WHAT YOU ARE ASKED TO DO
Word for word, restate every line of the listing that follows.

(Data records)
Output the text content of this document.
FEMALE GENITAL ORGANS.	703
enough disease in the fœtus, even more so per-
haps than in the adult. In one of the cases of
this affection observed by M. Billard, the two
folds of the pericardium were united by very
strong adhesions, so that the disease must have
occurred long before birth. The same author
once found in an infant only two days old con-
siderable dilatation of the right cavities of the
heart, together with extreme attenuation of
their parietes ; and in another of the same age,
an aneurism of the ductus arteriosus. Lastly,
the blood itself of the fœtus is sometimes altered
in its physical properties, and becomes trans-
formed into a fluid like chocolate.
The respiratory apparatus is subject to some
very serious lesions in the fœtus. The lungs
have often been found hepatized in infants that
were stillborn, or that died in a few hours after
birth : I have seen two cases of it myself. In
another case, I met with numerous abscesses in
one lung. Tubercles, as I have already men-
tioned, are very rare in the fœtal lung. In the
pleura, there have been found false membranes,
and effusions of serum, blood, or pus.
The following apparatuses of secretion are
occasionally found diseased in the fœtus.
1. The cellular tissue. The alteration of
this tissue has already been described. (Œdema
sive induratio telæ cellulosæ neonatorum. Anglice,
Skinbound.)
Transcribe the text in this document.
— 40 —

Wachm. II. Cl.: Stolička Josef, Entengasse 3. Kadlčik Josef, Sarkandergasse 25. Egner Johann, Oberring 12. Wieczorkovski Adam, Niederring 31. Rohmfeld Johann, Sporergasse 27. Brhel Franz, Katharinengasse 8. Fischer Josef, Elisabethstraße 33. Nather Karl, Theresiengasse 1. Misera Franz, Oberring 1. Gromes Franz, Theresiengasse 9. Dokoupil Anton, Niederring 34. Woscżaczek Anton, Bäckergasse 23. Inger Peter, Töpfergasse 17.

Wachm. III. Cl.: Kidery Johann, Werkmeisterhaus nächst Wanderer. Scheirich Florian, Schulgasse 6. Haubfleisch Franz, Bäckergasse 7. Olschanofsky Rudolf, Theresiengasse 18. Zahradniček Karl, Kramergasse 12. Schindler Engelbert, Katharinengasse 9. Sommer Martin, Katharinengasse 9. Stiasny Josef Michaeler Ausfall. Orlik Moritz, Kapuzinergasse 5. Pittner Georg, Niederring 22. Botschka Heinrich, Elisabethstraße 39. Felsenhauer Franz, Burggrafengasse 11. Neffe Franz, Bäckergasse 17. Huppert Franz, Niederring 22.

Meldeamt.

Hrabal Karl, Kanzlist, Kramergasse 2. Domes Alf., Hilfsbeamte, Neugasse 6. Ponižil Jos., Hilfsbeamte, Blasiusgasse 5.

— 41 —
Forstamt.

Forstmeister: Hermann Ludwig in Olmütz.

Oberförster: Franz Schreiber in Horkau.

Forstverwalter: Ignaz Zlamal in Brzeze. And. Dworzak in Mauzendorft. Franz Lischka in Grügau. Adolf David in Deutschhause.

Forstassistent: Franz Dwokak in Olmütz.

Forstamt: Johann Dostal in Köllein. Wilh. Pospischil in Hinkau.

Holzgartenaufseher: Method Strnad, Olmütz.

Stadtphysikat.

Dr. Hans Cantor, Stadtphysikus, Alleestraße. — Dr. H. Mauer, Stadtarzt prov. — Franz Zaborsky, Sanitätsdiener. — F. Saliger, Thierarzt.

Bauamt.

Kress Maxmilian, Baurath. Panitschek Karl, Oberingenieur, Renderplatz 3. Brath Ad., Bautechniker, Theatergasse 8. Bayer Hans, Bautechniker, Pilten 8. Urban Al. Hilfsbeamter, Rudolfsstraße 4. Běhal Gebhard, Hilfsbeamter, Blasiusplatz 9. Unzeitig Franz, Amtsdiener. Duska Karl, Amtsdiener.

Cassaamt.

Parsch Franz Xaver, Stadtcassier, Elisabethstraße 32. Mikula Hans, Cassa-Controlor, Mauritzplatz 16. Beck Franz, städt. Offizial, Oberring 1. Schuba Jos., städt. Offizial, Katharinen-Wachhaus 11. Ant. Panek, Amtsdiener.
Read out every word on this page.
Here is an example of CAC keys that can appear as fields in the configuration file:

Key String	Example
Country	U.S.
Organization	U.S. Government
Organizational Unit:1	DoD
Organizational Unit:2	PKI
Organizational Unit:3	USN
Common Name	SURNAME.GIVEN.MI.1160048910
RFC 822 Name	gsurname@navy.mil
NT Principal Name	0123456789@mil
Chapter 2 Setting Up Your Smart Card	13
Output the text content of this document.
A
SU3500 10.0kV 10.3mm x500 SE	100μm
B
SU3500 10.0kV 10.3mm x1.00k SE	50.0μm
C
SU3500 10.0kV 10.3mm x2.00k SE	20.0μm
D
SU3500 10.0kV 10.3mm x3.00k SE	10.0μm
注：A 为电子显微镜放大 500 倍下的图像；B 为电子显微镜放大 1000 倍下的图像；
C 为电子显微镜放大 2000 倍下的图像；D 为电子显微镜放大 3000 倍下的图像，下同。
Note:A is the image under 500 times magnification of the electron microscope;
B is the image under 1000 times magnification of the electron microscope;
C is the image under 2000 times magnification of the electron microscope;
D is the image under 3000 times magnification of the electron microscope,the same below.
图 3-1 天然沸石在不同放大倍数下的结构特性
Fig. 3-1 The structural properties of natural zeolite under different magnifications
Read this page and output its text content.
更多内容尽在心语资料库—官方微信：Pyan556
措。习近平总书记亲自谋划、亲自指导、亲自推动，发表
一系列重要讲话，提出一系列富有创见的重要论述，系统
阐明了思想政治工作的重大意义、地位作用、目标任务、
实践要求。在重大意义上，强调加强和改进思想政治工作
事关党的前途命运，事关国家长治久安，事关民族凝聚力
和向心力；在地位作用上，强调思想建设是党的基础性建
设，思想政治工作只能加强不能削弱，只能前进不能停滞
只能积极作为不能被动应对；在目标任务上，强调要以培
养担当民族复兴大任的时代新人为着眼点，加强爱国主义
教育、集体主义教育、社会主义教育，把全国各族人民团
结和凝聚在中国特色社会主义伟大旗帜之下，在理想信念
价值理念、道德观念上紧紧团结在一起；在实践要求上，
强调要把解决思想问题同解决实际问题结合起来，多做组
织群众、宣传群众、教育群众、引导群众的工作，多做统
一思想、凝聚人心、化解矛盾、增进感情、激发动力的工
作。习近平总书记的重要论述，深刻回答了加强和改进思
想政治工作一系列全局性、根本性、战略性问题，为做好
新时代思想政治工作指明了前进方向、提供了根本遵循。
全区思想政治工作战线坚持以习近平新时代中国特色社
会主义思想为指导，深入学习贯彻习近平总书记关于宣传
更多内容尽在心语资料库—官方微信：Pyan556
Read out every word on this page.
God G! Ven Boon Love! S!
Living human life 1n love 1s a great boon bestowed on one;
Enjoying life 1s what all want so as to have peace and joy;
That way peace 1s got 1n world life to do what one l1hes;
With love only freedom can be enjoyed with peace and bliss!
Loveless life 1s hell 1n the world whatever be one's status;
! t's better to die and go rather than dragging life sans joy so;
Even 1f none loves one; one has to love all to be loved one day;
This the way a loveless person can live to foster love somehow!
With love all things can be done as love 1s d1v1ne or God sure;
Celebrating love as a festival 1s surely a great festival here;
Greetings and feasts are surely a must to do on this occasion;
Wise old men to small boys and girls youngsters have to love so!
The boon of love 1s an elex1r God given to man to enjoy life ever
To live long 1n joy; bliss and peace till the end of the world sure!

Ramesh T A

SOLUTION TO THIS EXERCISE
Output the text content of this document.
FEMALE GENITAL ORGANS.	703
enough disease in the fœtus, even more so per-
haps than in the adult. In one of the cases of
this affection observed by M. Billard, the two
folds of the pericardium were united by very
strong adhesions, so that the disease must have
occurred long before birth. The same author
once found in an infant only two days old con-
siderable dilatation of the right cavities of the
heart, together with extreme attenuation of
their parietes ; and in another of the same age,
an aneurism of the ductus arteriosus. Lastly,
the blood itself of the fœtus is sometimes altered
in its physical properties, and becomes trans-
formed into a fluid like chocolate.
The respiratory apparatus is subject to some
very serious lesions in the fœtus. The lungs
have often been found hepatized in infants that
were stillborn, or that died in a few hours after
birth : I have seen two cases of it myself. In
another case, I met with numerous abscesses in
one lung. Tubercles, as I have already men-
tioned, are very rare in the fœtal lung. In the
pleura, there have been found false membranes,
and effusions of serum, blood, or pus.
The following apparatuses of secretion are
occasionally found diseased in the fœtus.
1. The cellular tissue. The alteration of
this tissue has already been described. (Œdema
sive induratio telæ cellulosæ neonatorum. Anglice,
Skinbound.)
Transcribe the text in this document.
— 40 —

Wachm. II. Cl.: Stolička Josef, Entengasse 3. Kadlčik Josef, Sarkandergasse 25. Egner Johann, Oberring 12. Wieczorkovski Adam, Niederring 31. Rohmfeld Johann, Sporergasse 27. Brhel Franz, Katharinengasse 8. Fischer Josef, Elisabethstraße 33. Nather Karl, Theresiengasse 1. Misera Franz, Oberring 1. Gromes Franz, Theresiengasse 9. Dokoupil Anton, Niederring 34. Woscżaczek Anton, Bäckergasse 23. Inger Peter, Töpfergasse 17.

Wachm. III. Cl.: Kidery Johann, Werkmeisterhaus nächst Wanderer. Scheirich Florian, Schulgasse 6. Haubfleisch Franz, Bäckergasse 7. Olschanofsky Rudolf, Theresiengasse 18. Zahradniček Karl, Kramergasse 12. Schindler Engelbert, Katharinengasse 9. Sommer Martin, Katharinengasse 9. Stiasny Josef Michaeler Ausfall. Orlik Moritz, Kapuzinergasse 5. Pittner Georg, Niederring 22. Botschka Heinrich, Elisabethstraße 39. Felsenhauer Franz, Burggrafengasse 11. Neffe Franz, Bäckergasse 17. Huppert Franz, Niederring 22.

Meldeamt.

Hrabal Karl, Kanzlist, Kramergasse 2. Domes Alf., Hilfsbeamte, Neugasse 6. Ponižil Jos., Hilfsbeamte, Blasiusgasse 5.

— 41 —
Forstamt.

Forstmeister: Hermann Ludwig in Olmütz.

Oberförster: Franz Schreiber in Horkau.

Forstverwalter: Ignaz Zlamal in Brzeze. And. Dworzak in Mauzendorft. Franz Lischka in Grügau. Adolf David in Deutschhause.

Forstassistent: Franz Dwokak in Olmütz.

Forstamt: Johann Dostal in Köllein. Wilh. Pospischil in Hinkau.

Holzgartenaufseher: Method Strnad, Olmütz.

Stadtphysikat.

Dr. Hans Cantor, Stadtphysikus, Alleestraße. — Dr. H. Mauer, Stadtarzt prov. — Franz Zaborsky, Sanitätsdiener. — F. Saliger, Thierarzt.

Bauamt.

Kress Maxmilian, Baurath. Panitschek Karl, Oberingenieur, Renderplatz 3. Brath Ad., Bautechniker, Theatergasse 8. Bayer Hans, Bautechniker, Pilten 8. Urban Al. Hilfsbeamter, Rudolfsstraße 4. Běhal Gebhard, Hilfsbeamter, Blasiusplatz 9. Unzeitig Franz, Amtsdiener. Duska Karl, Amtsdiener.

Cassaamt.

Parsch Franz Xaver, Stadtcassier, Elisabethstraße 32. Mikula Hans, Cassa-Controlor, Mauritzplatz 16. Beck Franz, städt. Offizial, Oberring 1. Schuba Jos., städt. Offizial, Katharinen-Wachhaus 11. Ant. Panek, Amtsdiener.
Read out every word on this page.
Here is an example of CAC keys that can appear as fields in the configuration file:

Key String	Example
Country	U.S.
Organization	U.S. Government
Organizational Unit:1	DoD
Organizational Unit:2	PKI
Organizational Unit:3	USN
Common Name	SURNAME.GIVEN.MI.1160048910
RFC 822 Name	gsurname@navy.mil
NT Principal Name	0123456789@mil
Chapter 2 Setting Up Your Smart Card	13
Output the text content of this document.
A
SU3500 10.0kV 10.3mm x500 SE	100μm
B
SU3500 10.0kV 10.3mm x1.00k SE	50.0μm
C
SU3500 10.0kV 10.3mm x2.00k SE	20.0μm
D
SU3500 10.0kV 10.3mm x3.00k SE	10.0μm
注：A 为电子显微镜放大 500 倍下的图像；B 为电子显微镜放大 1000 倍下的图像；
C 为电子显微镜放大 2000 倍下的图像；D 为电子显微镜放大 3000 倍下的图像，下同。
Note:A is the image under 500 times magnification of the electron microscope;
B is the image under 1000 times magnification of the electron microscope;
C is the image under 2000 times magnification of the electron microscope;
D is the image under 3000 times magnification of the electron microscope,the same below.
图 3-1 天然沸石在不同放大倍数下的结构特性
Fig. 3-1 The structural properties of natural zeolite under different magnifications
Read this page and output its text content.
更多内容尽在心语资料库—官方微信：Pyan556
措。习近平总书记亲自谋划、亲自指导、亲自推动，发表
一系列重要讲话，提出一系列富有创见的重要论述，系统
阐明了思想政治工作的重大意义、地位作用、目标任务、
实践要求。在重大意义上，强调加强和改进思想政治工作
事关党的前途命运，事关国家长治久安，事关民族凝聚力
和向心力；在地位作用上，强调思想建设是党的基础性建
设，思想政治工作只能加强不能削弱，只能前进不能停滞
只能积极作为不能被动应对；在目标任务上，强调要以培
养担当民族复兴大任的时代新人为着眼点，加强爱国主义
教育、集体主义教育、社会主义教育，把全国各族人民团
结和凝聚在中国特色社会主义伟大旗帜之下，在理想信念
价值理念、道德观念上紧紧团结在一起；在实践要求上，
强调要把解决思想问题同解决实际问题结合起来，多做组
织群众、宣传群众、教育群众、引导群众的工作，多做统
一思想、凝聚人心、化解矛盾、增进感情、激发动力的工
作。习近平总书记的重要论述，深刻回答了加强和改进思
想政治工作一系列全局性、根本性、战略性问题，为做好
新时代思想政治工作指明了前进方向、提供了根本遵循。
全区思想政治工作战线坚持以习近平新时代中国特色社
会主义思想为指导，深入学习贯彻习近平总书记关于宣传
更多内容尽在心语资料库—官方微信：Pyan556
Read out every word on this page.
God G! Ven Boon Love! S!
Living human life 1n love 1s a great boon bestowed on one;
Enjoying life 1s what all want so as to have peace and joy;
That way peace 1s got 1n world life to do what one l1hes;
With love only freedom can be enjoyed with peace and bliss!
Loveless life 1s hell 1n the world whatever be one's status;
! t's better to die and go rather than dragging life sans joy so;
Even 1f none loves one; one has to love all to be loved one day;
This the way a loveless person can live to foster love somehow!
With love all things can be done as love 1s d1v1ne or God sure;
Celebrating love as a festival 1s surely a great festival here;
Greetings and feasts are surely a must to do on this occasion;
Wise old men to small boys and girls youngsters have to love so!
The boon of love 1s an elex1r God given to man to enjoy life ever
To live long 1n joy; bliss and peace till the end of the world sure!

Ramesh T A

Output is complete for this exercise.